#### PROBLEM REQUIREMENTS
Report only the number of lines holding "label".
====== RECORDS TO USE ======
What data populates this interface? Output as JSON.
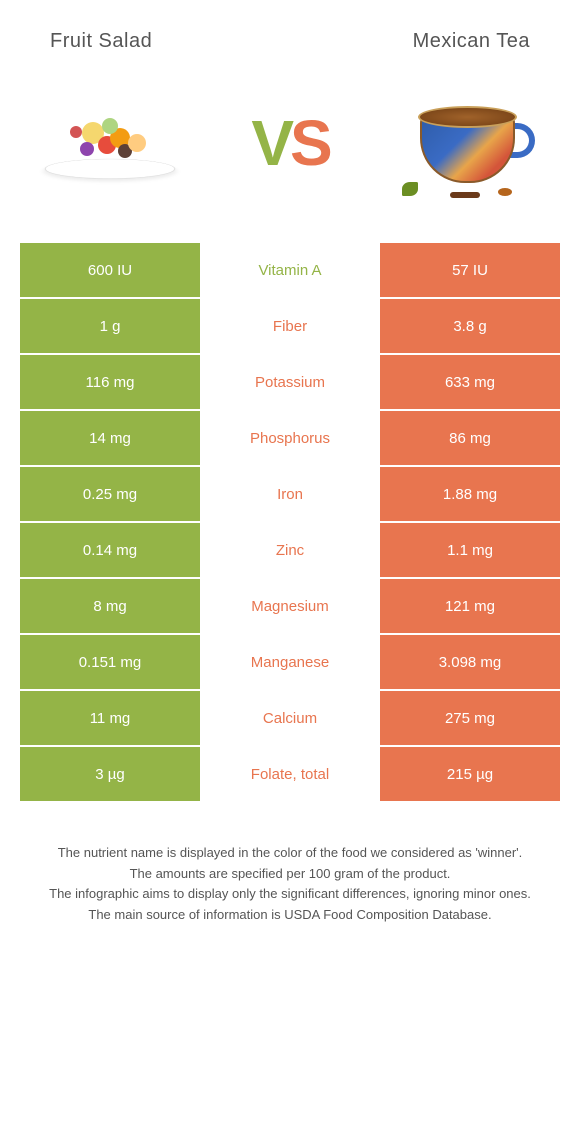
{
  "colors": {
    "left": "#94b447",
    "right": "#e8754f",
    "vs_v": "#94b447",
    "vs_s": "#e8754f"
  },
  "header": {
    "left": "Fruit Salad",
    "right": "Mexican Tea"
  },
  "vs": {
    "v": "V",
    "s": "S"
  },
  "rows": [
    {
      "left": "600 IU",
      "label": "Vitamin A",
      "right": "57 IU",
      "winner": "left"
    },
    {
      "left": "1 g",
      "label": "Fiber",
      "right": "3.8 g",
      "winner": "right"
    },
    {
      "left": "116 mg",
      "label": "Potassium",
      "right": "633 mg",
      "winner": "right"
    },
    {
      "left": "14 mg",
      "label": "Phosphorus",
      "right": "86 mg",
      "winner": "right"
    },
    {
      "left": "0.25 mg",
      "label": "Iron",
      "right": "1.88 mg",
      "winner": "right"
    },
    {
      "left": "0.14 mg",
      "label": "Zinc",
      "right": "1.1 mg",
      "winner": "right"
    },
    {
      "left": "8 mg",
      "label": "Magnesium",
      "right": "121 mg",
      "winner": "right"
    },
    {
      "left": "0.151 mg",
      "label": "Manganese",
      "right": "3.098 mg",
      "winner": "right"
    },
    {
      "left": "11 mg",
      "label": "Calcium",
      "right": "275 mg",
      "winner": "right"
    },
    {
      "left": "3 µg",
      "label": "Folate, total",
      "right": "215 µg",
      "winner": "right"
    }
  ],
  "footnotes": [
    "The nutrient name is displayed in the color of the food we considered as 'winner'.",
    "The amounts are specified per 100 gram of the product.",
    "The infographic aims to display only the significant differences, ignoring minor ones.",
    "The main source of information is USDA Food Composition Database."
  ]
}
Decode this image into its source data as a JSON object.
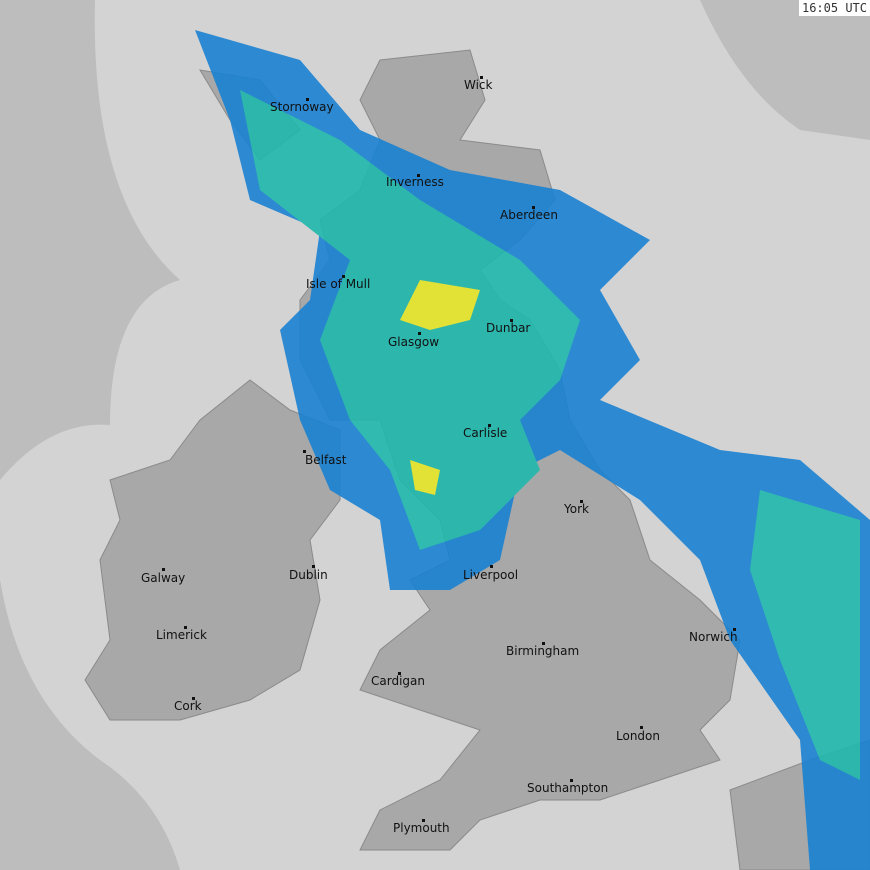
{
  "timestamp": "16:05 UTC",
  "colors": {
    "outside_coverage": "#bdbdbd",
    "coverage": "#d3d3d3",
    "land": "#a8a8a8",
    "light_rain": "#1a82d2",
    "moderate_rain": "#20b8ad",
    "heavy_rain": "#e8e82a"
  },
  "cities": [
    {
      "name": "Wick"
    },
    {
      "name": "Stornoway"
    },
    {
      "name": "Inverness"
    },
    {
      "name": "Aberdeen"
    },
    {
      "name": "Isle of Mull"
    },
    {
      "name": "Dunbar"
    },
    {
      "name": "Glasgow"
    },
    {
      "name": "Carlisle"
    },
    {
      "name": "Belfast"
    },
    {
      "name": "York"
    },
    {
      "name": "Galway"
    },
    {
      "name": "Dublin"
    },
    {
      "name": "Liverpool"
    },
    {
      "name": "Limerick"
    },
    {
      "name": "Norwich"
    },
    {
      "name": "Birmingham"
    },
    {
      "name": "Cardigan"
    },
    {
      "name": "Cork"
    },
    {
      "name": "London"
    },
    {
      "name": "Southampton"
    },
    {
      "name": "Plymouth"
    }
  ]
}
======
#### ANSWER BELOW
10